# Objective
Repeat the whole listing exactly as written.

═══

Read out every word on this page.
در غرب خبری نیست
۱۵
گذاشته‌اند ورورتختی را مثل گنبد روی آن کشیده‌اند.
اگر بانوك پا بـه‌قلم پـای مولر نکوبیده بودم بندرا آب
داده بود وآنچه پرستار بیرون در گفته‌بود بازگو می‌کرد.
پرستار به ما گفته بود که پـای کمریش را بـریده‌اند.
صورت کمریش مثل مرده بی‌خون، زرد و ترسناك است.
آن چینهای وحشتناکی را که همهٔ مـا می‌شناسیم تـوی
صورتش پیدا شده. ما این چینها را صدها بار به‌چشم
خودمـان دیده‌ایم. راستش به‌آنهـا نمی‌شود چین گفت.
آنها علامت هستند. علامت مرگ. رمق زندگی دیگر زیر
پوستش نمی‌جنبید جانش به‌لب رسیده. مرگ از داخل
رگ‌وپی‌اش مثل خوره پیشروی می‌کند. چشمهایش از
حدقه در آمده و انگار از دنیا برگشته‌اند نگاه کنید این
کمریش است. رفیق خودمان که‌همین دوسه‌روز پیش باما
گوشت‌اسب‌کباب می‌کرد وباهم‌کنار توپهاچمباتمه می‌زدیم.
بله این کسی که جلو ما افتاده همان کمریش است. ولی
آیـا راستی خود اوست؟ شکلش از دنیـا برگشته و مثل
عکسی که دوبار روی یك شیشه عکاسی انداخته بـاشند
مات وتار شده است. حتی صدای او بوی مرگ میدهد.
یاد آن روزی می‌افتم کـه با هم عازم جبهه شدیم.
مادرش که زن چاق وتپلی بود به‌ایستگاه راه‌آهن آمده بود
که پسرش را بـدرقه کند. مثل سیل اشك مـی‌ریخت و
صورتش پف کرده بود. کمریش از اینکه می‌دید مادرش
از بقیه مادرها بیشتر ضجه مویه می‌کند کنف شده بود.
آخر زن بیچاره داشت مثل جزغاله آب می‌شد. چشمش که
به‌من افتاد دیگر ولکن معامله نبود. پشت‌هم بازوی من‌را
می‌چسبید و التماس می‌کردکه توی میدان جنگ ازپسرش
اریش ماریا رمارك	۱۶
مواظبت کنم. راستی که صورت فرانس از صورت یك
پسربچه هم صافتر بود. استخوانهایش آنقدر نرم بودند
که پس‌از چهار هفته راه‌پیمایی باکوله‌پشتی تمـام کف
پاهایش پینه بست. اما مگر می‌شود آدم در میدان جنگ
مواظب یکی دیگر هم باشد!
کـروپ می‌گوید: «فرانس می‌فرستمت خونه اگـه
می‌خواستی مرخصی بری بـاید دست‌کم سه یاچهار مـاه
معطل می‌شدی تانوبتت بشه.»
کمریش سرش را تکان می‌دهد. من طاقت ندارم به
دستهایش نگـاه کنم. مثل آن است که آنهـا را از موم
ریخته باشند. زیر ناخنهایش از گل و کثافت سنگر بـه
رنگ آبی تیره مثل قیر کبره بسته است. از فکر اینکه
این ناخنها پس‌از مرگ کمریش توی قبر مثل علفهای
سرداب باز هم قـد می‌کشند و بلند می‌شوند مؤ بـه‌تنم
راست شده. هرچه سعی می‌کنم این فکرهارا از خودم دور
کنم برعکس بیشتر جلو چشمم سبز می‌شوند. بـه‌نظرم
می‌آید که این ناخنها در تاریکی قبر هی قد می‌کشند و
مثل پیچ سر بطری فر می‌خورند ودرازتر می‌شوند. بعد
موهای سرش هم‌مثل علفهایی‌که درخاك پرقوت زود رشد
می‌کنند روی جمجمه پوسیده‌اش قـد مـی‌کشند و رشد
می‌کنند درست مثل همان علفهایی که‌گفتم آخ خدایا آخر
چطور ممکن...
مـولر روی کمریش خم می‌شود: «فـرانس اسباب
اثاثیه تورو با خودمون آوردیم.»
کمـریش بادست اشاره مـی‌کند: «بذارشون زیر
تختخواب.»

═══

# Exercise answer
Read out every word on this page.
در غرب خبری نیست
۱۵
گذاشته‌اند ورورتختی را مثل گنبد روی آن کشیده‌اند.
اگر بانوك پا بـه‌قلم پـای مولر نکوبیده بودم بندرا آب
داده بود وآنچه پرستار بیرون در گفته‌بود بازگو می‌کرد.
پرستار به ما گفته بود که پـای کمریش را بـریده‌اند.
صورت کمریش مثل مرده بی‌خون، زرد و ترسناك است.
آن چینهای وحشتناکی را که همهٔ مـا می‌شناسیم تـوی
صورتش پیدا شده. ما این چینها را صدها بار به‌چشم
خودمـان دیده‌ایم. راستش به‌آنهـا نمی‌شود چین گفت.
آنها علامت هستند. علامت مرگ. رمق زندگی دیگر زیر
پوستش نمی‌جنبید جانش به‌لب رسیده. مرگ از داخل
رگ‌وپی‌اش مثل خوره پیشروی می‌کند. چشمهایش از
حدقه در آمده و انگار از دنیا برگشته‌اند نگاه کنید این
کمریش است. رفیق خودمان که‌همین دوسه‌روز پیش باما
گوشت‌اسب‌کباب می‌کرد وباهم‌کنار توپهاچمباتمه می‌زدیم.
بله این کسی که جلو ما افتاده همان کمریش است. ولی
آیـا راستی خود اوست؟ شکلش از دنیـا برگشته و مثل
عکسی که دوبار روی یك شیشه عکاسی انداخته بـاشند
مات وتار شده است. حتی صدای او بوی مرگ میدهد.
یاد آن روزی می‌افتم کـه با هم عازم جبهه شدیم.
مادرش که زن چاق وتپلی بود به‌ایستگاه راه‌آهن آمده بود
که پسرش را بـدرقه کند. مثل سیل اشك مـی‌ریخت و
صورتش پف کرده بود. کمریش از اینکه می‌دید مادرش
از بقیه مادرها بیشتر ضجه مویه می‌کند کنف شده بود.
آخر زن بیچاره داشت مثل جزغاله آب می‌شد. چشمش که
به‌من افتاد دیگر ولکن معامله نبود. پشت‌هم بازوی من‌را
می‌چسبید و التماس می‌کردکه توی میدان جنگ ازپسرش
اریش ماریا رمارك	۱۶
مواظبت کنم. راستی که صورت فرانس از صورت یك
پسربچه هم صافتر بود. استخوانهایش آنقدر نرم بودند
که پس‌از چهار هفته راه‌پیمایی باکوله‌پشتی تمـام کف
پاهایش پینه بست. اما مگر می‌شود آدم در میدان جنگ
مواظب یکی دیگر هم باشد!
کـروپ می‌گوید: «فرانس می‌فرستمت خونه اگـه
می‌خواستی مرخصی بری بـاید دست‌کم سه یاچهار مـاه
معطل می‌شدی تانوبتت بشه.»
کمریش سرش را تکان می‌دهد. من طاقت ندارم به
دستهایش نگـاه کنم. مثل آن است که آنهـا را از موم
ریخته باشند. زیر ناخنهایش از گل و کثافت سنگر بـه
رنگ آبی تیره مثل قیر کبره بسته است. از فکر اینکه
این ناخنها پس‌از مرگ کمریش توی قبر مثل علفهای
سرداب باز هم قـد می‌کشند و بلند می‌شوند مؤ بـه‌تنم
راست شده. هرچه سعی می‌کنم این فکرهارا از خودم دور
کنم برعکس بیشتر جلو چشمم سبز می‌شوند. بـه‌نظرم
می‌آید که این ناخنها در تاریکی قبر هی قد می‌کشند و
مثل پیچ سر بطری فر می‌خورند ودرازتر می‌شوند. بعد
موهای سرش هم‌مثل علفهایی‌که درخاك پرقوت زود رشد
می‌کنند روی جمجمه پوسیده‌اش قـد مـی‌کشند و رشد
می‌کنند درست مثل همان علفهایی که‌گفتم آخ خدایا آخر
چطور ممکن...
مـولر روی کمریش خم می‌شود: «فـرانس اسباب
اثاثیه تورو با خودمون آوردیم.»
کمـریش بادست اشاره مـی‌کند: «بذارشون زیر
تختخواب.»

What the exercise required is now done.